WHAT THE TASK REQUIRES: Identify each line holding the string "الشيطان" and copy it.

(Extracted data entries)
— Start —

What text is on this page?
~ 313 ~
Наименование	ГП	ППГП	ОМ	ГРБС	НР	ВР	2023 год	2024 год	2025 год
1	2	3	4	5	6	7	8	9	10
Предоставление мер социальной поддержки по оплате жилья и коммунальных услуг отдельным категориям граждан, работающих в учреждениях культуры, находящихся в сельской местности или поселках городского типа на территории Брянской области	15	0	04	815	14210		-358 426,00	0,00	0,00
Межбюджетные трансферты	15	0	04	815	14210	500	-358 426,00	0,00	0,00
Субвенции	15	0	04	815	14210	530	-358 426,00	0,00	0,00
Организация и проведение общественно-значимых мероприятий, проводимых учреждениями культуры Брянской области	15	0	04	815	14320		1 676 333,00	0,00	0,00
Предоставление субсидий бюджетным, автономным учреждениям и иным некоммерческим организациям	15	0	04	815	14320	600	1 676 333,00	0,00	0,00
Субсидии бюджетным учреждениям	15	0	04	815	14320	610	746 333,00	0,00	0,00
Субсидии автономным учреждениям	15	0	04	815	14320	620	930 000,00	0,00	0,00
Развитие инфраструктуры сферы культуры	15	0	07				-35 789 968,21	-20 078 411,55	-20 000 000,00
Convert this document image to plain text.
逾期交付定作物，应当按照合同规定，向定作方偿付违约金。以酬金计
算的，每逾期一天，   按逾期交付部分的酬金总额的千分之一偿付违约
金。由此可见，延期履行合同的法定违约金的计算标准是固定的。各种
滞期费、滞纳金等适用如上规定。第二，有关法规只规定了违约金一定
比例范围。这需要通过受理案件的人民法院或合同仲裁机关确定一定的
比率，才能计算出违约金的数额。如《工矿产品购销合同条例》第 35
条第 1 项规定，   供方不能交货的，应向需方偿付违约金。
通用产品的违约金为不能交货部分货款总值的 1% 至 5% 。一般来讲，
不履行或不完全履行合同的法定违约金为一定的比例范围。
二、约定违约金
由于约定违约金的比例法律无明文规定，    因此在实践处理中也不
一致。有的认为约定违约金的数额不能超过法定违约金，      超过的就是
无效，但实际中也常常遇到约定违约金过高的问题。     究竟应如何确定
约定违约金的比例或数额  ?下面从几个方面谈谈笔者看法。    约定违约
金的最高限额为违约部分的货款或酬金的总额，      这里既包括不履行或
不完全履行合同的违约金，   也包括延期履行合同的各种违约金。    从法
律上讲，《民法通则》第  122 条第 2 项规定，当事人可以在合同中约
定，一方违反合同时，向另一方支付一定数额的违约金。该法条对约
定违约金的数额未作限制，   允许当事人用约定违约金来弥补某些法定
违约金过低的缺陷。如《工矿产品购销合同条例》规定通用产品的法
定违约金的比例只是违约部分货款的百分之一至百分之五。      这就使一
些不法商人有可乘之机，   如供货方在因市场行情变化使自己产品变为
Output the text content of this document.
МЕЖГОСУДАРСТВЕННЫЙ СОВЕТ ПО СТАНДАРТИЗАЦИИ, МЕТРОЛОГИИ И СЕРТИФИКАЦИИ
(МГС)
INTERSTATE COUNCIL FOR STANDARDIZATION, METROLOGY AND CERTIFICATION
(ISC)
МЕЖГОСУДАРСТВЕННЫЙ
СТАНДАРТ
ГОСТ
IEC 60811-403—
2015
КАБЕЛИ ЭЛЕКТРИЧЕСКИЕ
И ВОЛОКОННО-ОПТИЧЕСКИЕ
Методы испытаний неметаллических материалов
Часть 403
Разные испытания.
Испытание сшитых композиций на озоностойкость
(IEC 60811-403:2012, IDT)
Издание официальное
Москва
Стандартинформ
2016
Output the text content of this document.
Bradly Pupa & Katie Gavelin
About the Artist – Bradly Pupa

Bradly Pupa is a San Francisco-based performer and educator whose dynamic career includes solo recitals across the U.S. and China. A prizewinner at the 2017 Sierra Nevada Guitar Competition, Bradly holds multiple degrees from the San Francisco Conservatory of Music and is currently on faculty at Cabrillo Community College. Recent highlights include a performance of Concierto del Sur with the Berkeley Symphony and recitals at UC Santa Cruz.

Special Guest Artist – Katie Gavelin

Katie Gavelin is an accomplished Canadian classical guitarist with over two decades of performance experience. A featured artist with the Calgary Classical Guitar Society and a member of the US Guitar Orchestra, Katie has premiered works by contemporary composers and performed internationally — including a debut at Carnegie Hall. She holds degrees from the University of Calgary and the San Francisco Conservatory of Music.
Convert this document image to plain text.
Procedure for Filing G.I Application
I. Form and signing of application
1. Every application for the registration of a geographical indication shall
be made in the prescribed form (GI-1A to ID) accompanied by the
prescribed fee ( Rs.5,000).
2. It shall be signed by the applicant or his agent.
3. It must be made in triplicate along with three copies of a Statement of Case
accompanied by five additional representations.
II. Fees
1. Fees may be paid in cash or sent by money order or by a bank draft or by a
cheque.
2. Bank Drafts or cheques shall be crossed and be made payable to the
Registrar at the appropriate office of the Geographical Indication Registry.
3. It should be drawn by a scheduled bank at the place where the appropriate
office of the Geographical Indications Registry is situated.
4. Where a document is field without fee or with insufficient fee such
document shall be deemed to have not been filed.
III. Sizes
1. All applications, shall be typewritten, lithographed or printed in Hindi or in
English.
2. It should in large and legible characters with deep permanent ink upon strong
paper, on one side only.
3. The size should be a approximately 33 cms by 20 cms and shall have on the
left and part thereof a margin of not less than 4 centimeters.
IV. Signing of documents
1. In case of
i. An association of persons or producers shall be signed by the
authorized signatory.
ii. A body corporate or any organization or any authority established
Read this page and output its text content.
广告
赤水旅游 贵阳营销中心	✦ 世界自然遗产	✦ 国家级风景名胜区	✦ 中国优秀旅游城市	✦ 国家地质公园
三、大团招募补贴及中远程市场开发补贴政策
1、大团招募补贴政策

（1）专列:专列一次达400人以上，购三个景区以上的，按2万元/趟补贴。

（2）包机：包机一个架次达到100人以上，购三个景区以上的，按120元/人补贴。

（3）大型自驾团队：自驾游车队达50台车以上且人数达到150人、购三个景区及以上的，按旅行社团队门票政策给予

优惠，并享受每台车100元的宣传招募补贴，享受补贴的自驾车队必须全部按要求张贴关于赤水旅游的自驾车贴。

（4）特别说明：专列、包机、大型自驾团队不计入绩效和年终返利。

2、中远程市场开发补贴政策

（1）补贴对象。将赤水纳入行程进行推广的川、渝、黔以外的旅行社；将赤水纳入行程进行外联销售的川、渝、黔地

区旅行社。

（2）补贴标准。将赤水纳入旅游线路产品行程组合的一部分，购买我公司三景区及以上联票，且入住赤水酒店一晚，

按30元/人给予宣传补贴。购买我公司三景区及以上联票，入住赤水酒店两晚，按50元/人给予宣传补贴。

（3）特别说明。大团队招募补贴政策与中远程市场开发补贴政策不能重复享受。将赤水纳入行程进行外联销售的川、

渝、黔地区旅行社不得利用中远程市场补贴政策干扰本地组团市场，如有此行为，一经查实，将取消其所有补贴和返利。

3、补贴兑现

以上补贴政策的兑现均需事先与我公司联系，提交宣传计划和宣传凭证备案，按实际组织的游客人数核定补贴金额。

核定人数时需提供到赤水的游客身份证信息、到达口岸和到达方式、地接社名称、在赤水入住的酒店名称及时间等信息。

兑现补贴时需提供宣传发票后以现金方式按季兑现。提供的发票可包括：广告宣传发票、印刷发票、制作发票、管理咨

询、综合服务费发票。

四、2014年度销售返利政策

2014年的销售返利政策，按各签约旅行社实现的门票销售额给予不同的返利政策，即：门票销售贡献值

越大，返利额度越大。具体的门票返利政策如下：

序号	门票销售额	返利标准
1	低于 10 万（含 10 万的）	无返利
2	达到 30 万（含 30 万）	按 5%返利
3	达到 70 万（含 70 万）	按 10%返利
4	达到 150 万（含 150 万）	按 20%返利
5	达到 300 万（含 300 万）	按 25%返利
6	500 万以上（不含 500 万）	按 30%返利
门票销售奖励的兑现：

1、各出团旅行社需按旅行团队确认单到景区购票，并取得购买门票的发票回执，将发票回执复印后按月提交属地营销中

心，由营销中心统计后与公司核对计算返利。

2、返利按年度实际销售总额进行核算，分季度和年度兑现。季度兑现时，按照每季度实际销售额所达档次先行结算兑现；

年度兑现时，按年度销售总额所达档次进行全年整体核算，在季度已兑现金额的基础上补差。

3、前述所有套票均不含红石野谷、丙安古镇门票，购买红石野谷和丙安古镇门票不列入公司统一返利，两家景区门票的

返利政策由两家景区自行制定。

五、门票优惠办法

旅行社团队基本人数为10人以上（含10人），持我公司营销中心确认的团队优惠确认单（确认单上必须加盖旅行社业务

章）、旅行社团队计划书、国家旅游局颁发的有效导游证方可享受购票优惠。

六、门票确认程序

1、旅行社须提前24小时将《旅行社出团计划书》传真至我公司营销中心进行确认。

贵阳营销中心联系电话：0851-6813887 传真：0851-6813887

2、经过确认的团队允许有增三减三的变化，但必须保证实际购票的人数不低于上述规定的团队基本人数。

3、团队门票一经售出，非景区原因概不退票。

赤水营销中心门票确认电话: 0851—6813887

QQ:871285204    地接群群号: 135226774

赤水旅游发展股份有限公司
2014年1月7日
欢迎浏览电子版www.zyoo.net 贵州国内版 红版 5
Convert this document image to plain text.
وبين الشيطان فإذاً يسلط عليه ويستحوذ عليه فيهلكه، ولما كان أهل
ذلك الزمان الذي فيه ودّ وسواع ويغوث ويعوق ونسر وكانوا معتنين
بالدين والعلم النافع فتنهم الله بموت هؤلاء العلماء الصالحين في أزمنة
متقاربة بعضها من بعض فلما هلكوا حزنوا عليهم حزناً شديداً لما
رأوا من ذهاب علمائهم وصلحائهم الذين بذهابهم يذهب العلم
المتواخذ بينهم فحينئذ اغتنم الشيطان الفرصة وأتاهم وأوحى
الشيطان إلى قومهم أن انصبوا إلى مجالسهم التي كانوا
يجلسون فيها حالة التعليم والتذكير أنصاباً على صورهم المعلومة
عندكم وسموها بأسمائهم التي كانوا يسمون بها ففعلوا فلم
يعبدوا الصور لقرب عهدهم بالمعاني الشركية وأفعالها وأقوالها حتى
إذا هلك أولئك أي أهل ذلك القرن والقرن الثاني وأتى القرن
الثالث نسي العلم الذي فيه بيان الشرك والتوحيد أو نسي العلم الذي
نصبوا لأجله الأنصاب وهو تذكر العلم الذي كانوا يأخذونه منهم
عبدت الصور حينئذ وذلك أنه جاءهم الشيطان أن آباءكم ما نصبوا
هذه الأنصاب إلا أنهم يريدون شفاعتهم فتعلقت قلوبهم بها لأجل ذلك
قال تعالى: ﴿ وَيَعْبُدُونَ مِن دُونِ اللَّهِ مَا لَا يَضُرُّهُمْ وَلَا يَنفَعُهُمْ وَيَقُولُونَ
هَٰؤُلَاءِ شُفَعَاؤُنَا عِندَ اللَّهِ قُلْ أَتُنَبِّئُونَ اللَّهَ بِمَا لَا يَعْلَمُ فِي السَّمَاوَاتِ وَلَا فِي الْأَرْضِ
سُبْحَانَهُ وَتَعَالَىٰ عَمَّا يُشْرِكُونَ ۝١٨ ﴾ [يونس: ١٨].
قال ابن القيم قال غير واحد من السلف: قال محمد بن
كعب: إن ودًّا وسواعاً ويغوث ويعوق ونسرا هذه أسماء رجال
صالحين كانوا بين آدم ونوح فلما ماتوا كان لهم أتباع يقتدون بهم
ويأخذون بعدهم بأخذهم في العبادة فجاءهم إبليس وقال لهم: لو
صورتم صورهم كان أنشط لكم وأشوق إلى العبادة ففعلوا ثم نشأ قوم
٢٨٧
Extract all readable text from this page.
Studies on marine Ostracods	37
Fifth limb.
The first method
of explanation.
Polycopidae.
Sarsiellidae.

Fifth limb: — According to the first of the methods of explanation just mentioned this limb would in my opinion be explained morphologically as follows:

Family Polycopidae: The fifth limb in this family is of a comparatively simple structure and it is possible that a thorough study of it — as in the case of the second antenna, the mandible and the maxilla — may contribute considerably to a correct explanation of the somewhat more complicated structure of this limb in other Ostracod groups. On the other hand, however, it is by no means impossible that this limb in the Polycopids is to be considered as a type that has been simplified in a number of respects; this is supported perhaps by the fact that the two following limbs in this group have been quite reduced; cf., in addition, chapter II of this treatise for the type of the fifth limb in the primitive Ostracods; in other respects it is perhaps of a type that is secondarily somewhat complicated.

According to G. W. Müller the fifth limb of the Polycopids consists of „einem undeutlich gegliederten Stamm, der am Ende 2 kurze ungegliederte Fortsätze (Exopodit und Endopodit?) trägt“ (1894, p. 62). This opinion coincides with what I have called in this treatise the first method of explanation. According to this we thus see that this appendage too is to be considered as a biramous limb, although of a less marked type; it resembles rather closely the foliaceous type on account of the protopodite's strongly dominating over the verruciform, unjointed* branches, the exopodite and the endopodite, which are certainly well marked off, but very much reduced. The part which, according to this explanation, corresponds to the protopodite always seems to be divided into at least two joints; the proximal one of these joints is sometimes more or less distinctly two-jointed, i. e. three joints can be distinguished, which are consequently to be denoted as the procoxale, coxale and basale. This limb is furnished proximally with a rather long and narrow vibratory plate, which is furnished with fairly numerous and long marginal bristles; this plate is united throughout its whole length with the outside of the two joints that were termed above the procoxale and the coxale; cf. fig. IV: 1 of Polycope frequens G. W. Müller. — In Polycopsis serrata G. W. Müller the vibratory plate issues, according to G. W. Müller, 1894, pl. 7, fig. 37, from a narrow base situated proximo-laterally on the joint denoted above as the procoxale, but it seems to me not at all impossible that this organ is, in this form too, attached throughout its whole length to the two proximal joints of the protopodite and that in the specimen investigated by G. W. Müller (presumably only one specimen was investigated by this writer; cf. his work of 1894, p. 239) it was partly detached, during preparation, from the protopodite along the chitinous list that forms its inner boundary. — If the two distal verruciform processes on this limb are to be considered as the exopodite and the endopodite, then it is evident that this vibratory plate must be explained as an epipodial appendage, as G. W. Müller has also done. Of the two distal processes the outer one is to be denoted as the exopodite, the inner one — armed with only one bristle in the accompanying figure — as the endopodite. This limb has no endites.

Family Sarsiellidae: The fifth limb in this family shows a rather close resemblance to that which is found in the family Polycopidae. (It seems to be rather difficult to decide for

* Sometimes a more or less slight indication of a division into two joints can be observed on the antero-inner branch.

— End —

TASK RESULT:
وبين الشيطان فإذاً يسلط عليه ويستحوذ عليه فيهلكه، ولما كان أهل
المتواخذ بينهم فحينئذ اغتنم الشيطان الفرصة وأتاهم وأوحى
الشيطان إلى قومهم أن انصبوا إلى مجالسهم التي كانوا
عبدت الصور حينئذ وذلك أنه جاءهم الشيطان أن آباءكم ما نصبوا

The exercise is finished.